## Problem to work on
Records follow. Copy every line with "декабря".

(Extracted records)
↓
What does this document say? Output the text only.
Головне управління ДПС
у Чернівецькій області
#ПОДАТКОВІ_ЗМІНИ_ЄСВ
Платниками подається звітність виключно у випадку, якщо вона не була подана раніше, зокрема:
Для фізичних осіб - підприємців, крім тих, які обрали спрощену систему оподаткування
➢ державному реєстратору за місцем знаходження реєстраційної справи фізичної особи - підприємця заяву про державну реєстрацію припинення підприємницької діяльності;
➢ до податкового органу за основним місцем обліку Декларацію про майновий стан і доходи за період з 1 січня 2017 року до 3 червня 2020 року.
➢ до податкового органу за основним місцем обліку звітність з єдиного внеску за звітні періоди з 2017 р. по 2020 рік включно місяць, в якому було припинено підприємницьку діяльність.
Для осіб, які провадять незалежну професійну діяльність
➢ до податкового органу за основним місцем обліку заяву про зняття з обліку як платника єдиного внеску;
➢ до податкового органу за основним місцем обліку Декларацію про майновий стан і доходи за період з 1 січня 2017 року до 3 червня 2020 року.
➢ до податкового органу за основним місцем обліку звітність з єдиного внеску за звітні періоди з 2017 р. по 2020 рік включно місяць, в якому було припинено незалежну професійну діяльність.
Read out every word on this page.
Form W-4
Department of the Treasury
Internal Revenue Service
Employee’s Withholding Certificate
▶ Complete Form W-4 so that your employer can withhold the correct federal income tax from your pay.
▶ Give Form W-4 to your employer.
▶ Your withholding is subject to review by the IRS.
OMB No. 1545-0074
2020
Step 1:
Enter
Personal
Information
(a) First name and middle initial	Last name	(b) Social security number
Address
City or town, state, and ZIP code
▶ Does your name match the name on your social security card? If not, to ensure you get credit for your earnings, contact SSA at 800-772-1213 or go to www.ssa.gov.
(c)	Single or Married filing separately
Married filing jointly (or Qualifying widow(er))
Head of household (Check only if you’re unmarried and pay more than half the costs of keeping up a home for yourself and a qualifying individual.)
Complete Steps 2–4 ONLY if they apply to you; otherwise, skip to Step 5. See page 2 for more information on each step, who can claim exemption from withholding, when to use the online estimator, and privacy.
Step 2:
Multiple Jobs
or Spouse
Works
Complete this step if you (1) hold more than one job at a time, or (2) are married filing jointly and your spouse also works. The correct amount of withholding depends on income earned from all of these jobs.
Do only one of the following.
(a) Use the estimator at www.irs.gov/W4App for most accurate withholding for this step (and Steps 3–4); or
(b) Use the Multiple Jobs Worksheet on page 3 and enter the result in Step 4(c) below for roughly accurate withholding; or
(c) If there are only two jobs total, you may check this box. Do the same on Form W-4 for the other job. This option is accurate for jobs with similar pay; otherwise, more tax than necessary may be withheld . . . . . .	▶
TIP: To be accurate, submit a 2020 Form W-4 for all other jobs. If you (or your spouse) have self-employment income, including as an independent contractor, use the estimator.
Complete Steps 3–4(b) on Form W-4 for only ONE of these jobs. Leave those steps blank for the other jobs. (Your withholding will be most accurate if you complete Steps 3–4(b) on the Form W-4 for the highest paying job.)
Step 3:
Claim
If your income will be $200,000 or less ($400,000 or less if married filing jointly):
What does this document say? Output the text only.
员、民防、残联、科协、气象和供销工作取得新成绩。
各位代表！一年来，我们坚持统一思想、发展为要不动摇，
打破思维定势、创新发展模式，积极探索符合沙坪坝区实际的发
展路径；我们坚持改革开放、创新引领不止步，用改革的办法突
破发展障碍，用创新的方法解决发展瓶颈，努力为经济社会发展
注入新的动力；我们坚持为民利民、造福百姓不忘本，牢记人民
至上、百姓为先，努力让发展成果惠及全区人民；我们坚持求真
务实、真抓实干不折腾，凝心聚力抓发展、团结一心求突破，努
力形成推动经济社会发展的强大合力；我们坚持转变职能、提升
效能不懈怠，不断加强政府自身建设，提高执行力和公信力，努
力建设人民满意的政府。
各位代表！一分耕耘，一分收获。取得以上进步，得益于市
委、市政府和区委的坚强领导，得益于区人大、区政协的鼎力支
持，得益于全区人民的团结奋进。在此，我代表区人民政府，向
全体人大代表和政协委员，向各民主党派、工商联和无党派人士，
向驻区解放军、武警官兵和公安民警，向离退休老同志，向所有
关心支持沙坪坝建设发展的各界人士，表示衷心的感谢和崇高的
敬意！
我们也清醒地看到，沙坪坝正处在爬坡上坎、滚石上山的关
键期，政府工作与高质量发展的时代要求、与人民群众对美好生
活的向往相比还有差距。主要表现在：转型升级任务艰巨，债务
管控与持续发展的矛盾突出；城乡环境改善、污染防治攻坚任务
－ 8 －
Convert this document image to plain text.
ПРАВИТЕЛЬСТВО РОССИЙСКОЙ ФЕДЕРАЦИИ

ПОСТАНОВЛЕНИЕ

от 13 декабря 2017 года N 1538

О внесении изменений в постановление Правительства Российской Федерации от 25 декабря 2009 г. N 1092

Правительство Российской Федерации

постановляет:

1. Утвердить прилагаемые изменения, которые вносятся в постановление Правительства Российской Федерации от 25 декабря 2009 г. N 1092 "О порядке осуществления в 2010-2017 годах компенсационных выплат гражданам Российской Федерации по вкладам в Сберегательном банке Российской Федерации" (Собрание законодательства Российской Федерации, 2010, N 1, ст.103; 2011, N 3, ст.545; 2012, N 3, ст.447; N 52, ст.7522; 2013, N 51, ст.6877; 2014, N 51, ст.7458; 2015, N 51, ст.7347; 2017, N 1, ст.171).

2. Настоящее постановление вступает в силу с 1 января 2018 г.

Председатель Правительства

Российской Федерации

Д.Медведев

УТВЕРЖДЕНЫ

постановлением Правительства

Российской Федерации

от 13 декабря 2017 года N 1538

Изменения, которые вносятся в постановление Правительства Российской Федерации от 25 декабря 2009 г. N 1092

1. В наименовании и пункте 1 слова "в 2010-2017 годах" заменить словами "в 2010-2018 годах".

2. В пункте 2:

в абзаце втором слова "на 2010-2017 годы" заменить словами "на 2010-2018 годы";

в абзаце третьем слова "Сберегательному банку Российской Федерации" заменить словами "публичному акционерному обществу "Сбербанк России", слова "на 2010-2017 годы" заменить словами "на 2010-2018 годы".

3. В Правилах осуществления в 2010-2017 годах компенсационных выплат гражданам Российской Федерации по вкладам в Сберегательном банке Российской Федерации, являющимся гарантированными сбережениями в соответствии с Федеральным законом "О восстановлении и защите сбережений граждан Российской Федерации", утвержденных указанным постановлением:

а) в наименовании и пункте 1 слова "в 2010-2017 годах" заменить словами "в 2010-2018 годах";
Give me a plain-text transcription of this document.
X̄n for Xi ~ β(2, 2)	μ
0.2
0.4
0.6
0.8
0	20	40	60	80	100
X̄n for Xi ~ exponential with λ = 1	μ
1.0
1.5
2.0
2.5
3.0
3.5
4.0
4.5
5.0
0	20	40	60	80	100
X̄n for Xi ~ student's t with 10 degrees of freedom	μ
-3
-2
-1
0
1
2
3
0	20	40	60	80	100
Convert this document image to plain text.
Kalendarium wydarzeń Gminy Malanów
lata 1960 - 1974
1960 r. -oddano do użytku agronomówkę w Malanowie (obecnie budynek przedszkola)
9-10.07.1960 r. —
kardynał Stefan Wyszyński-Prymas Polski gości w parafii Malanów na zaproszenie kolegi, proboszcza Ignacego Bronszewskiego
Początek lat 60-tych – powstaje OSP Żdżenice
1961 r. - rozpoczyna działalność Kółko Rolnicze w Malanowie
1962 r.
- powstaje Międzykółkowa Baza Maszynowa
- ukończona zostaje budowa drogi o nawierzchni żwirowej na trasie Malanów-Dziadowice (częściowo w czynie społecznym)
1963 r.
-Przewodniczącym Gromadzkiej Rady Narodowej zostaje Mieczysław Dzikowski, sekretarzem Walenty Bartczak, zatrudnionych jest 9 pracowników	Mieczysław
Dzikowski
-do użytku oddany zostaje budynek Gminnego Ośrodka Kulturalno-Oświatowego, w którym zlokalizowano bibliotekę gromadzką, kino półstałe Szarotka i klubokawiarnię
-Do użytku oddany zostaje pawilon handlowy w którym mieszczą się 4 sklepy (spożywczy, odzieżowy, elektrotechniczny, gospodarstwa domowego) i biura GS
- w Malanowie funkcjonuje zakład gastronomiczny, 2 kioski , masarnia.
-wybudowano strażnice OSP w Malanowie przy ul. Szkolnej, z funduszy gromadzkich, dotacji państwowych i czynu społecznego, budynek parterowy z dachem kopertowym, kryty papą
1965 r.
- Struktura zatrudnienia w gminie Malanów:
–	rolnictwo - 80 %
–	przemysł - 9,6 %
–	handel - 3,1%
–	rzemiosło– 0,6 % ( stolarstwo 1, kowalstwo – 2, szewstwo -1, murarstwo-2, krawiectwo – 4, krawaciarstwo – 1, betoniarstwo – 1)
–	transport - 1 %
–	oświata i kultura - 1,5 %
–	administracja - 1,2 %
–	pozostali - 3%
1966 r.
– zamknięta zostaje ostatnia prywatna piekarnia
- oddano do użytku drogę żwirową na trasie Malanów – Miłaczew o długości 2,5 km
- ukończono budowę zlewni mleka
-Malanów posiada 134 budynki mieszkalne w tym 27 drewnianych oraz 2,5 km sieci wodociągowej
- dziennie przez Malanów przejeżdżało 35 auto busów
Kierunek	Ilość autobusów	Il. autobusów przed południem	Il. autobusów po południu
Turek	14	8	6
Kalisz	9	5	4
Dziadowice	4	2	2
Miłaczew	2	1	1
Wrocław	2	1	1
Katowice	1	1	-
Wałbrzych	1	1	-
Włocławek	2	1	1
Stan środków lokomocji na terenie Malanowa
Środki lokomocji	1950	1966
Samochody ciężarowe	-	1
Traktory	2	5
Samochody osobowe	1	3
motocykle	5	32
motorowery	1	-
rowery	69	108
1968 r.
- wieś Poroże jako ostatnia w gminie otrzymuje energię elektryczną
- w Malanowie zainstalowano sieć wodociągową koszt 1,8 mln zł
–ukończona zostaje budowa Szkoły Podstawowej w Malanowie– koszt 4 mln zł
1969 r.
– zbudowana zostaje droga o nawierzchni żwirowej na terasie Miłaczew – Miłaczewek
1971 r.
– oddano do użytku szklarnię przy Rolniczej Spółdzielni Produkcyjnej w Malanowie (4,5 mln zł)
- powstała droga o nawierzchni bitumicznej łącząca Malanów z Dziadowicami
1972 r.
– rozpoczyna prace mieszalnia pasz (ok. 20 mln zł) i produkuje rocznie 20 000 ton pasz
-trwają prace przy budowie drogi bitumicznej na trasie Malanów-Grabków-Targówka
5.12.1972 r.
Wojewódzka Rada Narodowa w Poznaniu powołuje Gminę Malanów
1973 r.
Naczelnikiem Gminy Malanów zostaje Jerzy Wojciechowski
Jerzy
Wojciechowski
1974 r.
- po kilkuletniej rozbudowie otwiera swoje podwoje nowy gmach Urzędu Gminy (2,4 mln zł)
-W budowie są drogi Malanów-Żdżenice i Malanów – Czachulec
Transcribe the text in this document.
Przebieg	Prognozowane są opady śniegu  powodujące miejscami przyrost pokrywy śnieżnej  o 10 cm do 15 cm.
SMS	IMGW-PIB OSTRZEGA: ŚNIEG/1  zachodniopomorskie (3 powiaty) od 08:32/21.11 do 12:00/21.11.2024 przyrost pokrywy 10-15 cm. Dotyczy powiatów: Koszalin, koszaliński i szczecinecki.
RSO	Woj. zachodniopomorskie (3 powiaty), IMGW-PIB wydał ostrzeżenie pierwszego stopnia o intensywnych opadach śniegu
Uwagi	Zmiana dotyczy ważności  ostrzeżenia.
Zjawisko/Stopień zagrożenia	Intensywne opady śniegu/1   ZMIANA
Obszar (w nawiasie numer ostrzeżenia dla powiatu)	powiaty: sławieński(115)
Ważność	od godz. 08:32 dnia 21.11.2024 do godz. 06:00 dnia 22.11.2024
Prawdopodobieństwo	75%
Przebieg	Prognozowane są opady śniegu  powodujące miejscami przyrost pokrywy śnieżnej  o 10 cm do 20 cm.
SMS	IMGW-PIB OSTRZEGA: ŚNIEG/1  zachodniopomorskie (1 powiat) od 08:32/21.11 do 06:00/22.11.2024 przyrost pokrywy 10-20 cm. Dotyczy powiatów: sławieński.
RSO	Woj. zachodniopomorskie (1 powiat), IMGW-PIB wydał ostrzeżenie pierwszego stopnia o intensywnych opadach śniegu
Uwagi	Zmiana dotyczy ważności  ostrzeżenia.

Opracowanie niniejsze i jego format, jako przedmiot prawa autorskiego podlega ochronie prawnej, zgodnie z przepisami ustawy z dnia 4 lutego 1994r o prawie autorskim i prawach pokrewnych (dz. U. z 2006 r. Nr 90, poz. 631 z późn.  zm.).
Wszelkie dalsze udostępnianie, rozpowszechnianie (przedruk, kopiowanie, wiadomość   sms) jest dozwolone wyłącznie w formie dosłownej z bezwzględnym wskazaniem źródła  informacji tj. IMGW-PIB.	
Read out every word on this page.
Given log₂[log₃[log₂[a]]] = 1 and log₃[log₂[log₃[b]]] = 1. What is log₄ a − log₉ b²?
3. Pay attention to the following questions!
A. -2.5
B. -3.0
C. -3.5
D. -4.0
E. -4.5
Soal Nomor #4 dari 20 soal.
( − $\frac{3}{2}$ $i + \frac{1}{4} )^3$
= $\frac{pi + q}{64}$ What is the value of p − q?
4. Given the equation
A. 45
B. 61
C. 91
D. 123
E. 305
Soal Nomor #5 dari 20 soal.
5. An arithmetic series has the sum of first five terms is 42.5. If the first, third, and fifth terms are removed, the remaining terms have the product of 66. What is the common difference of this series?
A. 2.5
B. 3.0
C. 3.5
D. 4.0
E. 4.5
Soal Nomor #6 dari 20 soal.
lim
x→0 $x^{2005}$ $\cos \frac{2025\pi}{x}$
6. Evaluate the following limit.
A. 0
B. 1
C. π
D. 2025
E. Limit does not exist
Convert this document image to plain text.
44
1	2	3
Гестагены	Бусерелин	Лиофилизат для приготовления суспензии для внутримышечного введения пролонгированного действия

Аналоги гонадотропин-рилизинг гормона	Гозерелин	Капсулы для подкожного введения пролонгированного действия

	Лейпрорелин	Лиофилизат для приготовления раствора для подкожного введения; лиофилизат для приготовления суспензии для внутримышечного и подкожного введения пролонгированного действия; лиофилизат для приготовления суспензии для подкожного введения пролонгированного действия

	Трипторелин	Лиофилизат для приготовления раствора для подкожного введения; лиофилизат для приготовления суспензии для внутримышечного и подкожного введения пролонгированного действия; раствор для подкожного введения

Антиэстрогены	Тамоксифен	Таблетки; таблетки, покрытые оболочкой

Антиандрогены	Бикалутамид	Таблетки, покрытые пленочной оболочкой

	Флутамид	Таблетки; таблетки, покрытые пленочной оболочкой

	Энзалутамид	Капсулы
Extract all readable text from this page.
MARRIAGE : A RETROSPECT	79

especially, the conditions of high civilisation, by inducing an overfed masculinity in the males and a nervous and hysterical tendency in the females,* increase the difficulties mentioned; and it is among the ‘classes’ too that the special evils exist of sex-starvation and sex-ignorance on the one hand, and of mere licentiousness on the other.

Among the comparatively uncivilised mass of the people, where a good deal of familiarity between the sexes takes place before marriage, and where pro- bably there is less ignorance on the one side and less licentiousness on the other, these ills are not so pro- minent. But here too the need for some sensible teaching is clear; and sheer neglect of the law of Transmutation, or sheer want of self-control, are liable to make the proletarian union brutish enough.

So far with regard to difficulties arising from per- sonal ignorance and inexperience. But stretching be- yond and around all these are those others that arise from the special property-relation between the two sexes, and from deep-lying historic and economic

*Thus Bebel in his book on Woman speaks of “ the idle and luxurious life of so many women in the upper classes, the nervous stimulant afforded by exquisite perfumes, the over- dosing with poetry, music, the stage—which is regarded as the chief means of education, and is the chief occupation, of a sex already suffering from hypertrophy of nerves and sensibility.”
↑
## Exercise output
от 13 декабря 2017 года N 1538
О внесении изменений в постановление Правительства Российской Федерации от 25 декабря 2009 г. N 1092
1. Утвердить прилагаемые изменения, которые вносятся в постановление Правительства Российской Федерации от 25 декабря 2009 г. N 1092 "О порядке осуществления в 2010-2017 годах компенсационных выплат гражданам Российской Федерации по вкладам в Сберегательном банке Российской Федерации" (Собрание законодательства Российской Федерации, 2010, N 1, ст.103; 2011, N 3, ст.545; 2012, N 3, ст.447; N 52, ст.7522; 2013, N 51, ст.6877; 2014, N 51, ст.7458; 2015, N 51, ст.7347; 2017, N 1, ст.171).
от 13 декабря 2017 года N 1538
Изменения, которые вносятся в постановление Правительства Российской Федерации от 25 декабря 2009 г. N 1092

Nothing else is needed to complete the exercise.